■ Goal of the exercise:
Gather each line in the entries that includes the string "JSON".

■ Exercise materials:
______

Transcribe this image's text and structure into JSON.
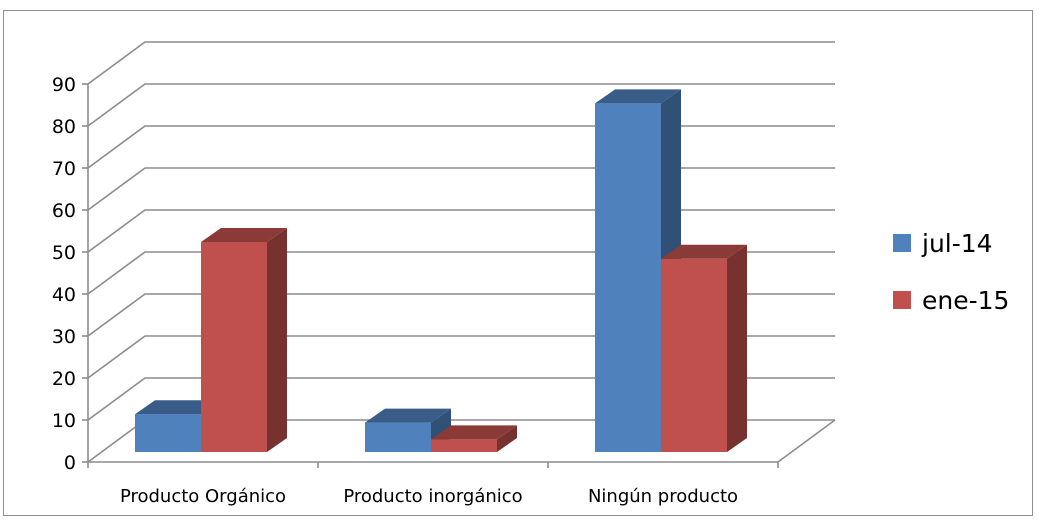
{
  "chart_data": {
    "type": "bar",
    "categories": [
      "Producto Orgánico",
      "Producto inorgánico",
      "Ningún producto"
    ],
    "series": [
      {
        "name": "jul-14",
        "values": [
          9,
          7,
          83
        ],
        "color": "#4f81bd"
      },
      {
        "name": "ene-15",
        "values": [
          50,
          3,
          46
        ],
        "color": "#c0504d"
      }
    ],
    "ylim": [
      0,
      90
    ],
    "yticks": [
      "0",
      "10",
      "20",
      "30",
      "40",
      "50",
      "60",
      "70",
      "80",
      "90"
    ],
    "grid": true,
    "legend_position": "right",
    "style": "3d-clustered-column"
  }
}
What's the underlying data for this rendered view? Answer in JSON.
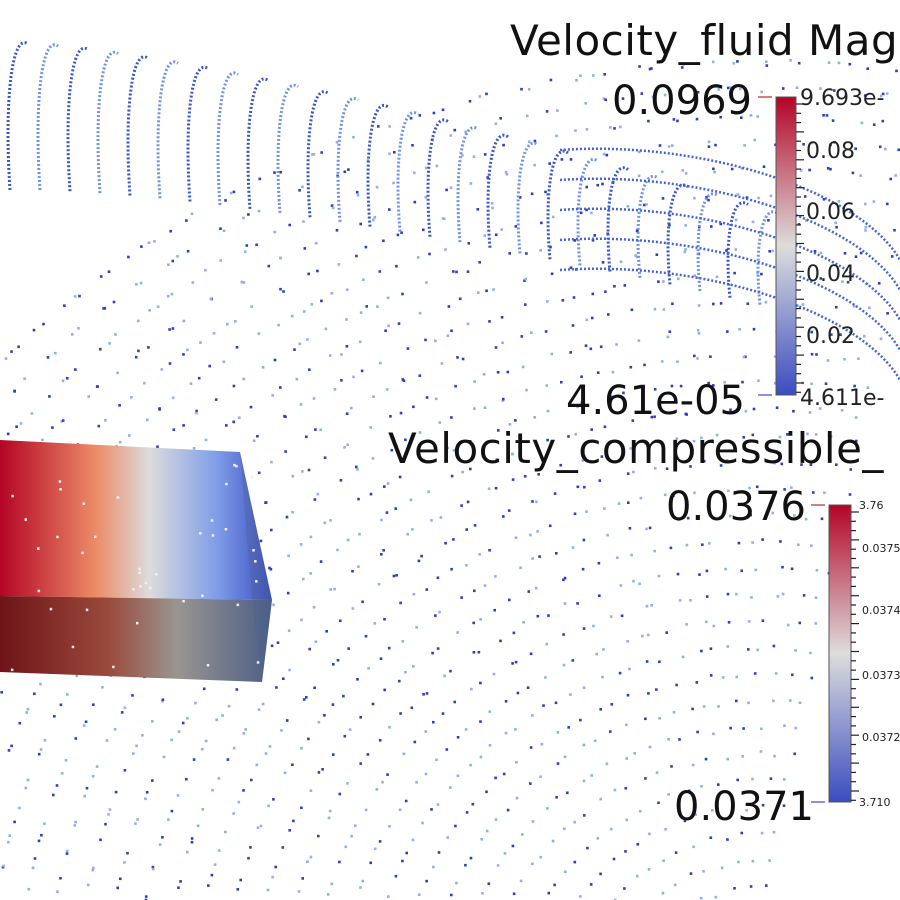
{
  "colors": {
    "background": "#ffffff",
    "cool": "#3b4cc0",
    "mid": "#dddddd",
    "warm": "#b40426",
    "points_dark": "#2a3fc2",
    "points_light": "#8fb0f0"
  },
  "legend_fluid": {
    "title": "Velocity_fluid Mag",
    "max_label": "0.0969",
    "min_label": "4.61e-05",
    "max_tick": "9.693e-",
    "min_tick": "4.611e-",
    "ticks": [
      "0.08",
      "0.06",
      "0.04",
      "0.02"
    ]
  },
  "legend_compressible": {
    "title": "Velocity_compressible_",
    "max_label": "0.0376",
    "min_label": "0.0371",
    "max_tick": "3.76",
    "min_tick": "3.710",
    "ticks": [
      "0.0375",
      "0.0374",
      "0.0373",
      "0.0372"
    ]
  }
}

______

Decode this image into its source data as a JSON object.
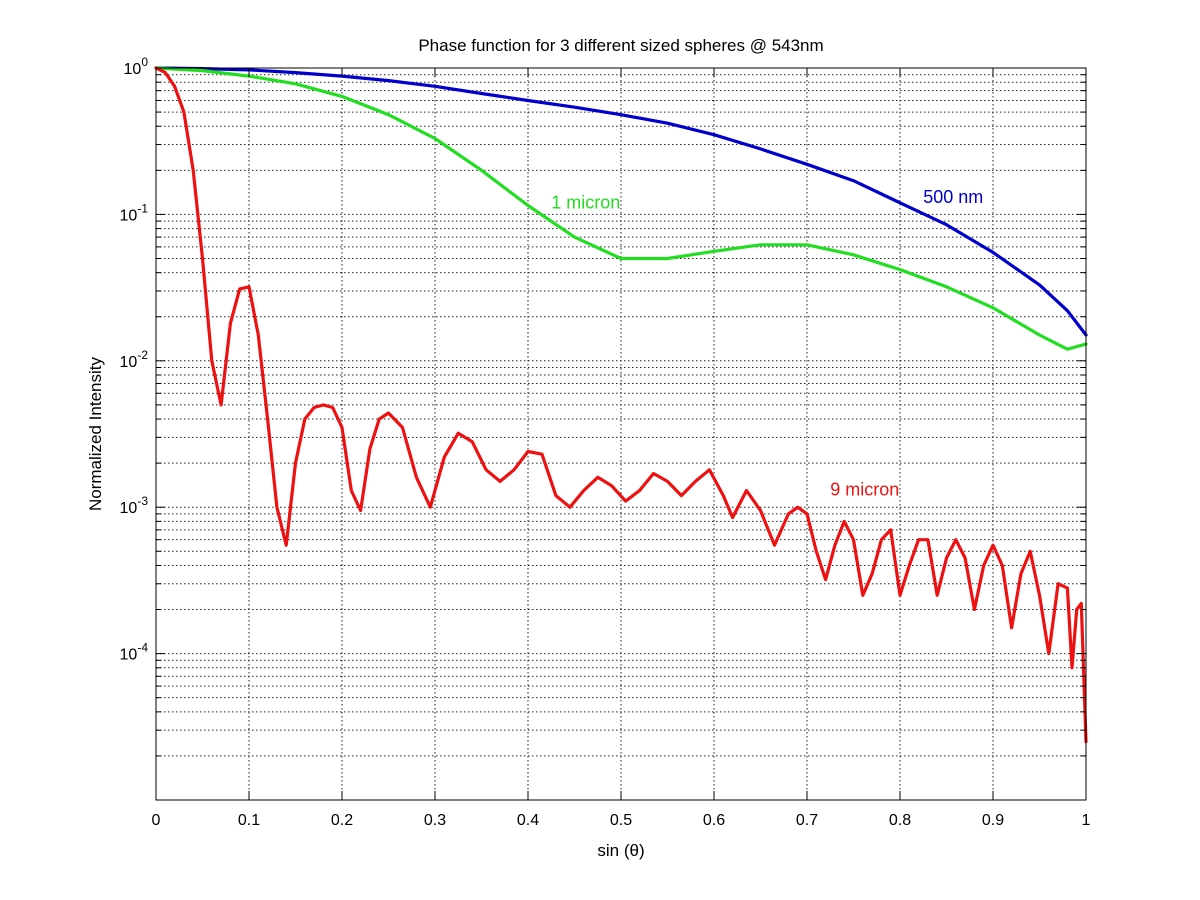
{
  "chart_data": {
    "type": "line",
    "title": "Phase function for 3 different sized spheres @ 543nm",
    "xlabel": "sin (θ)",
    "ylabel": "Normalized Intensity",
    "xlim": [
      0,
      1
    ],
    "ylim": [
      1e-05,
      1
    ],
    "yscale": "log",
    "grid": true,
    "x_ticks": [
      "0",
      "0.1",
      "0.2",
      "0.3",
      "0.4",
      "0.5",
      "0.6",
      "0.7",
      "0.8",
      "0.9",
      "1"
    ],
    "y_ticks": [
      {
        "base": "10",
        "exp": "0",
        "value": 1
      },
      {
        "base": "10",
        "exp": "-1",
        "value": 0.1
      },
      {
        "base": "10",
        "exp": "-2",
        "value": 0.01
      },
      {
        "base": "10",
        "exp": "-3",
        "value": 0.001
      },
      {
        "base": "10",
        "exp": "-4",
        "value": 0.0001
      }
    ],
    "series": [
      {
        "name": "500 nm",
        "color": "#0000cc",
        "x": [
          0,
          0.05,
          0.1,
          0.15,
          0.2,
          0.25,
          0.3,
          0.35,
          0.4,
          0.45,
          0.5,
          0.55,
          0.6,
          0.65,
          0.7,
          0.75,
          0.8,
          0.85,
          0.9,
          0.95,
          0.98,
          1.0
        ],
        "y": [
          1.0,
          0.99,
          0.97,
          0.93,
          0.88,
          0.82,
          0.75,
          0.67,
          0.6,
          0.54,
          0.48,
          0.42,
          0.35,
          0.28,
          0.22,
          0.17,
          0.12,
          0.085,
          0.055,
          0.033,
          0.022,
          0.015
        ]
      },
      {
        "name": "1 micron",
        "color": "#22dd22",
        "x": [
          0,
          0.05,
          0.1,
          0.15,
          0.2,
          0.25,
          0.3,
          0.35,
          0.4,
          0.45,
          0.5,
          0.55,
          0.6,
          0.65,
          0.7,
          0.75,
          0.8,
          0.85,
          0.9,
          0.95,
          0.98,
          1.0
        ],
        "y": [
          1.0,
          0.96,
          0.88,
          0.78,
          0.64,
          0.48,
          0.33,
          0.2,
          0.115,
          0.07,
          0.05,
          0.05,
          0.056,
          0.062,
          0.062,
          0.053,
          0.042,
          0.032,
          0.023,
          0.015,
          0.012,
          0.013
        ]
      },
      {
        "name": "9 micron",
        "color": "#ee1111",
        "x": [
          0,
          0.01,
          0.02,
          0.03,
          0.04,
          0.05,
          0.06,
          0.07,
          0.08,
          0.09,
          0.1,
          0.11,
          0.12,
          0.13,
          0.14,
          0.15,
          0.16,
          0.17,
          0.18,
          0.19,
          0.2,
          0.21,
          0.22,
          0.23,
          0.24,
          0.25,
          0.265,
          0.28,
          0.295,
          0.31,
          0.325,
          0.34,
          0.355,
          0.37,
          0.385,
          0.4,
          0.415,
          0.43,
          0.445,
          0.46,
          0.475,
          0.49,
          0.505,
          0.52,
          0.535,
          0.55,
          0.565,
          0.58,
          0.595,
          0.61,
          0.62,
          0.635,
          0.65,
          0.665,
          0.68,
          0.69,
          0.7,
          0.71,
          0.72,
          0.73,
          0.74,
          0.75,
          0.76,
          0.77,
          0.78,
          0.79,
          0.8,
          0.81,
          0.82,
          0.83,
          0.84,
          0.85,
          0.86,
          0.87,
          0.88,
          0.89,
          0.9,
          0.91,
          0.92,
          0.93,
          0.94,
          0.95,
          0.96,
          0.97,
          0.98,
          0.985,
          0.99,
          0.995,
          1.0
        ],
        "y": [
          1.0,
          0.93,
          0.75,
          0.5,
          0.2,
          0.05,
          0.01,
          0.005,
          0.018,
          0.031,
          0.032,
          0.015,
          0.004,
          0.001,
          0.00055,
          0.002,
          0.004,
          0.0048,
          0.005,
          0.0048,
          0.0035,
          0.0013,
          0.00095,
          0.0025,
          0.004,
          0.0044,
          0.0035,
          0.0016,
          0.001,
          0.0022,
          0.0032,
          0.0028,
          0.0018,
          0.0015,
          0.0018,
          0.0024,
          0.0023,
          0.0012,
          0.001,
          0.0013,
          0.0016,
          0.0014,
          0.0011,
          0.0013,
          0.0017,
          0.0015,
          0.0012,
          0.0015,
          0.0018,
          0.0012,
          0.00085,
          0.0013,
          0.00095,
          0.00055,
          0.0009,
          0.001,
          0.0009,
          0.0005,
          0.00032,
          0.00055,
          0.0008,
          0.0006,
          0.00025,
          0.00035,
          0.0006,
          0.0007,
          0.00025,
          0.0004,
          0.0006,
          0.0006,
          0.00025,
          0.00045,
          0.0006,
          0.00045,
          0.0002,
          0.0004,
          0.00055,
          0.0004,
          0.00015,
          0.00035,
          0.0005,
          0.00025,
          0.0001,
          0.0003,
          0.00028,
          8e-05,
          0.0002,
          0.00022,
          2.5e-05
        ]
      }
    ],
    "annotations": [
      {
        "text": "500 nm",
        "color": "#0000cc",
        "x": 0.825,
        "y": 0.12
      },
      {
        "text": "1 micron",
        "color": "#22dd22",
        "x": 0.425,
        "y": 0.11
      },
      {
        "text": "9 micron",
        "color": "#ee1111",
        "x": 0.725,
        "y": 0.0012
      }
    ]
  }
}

______

■ Finished answer:
Transcribe this image's text and structure into JSON.
What's the underlying data for this rendered view? Answer in JSON.
Decode this image into its source data as a JSON object.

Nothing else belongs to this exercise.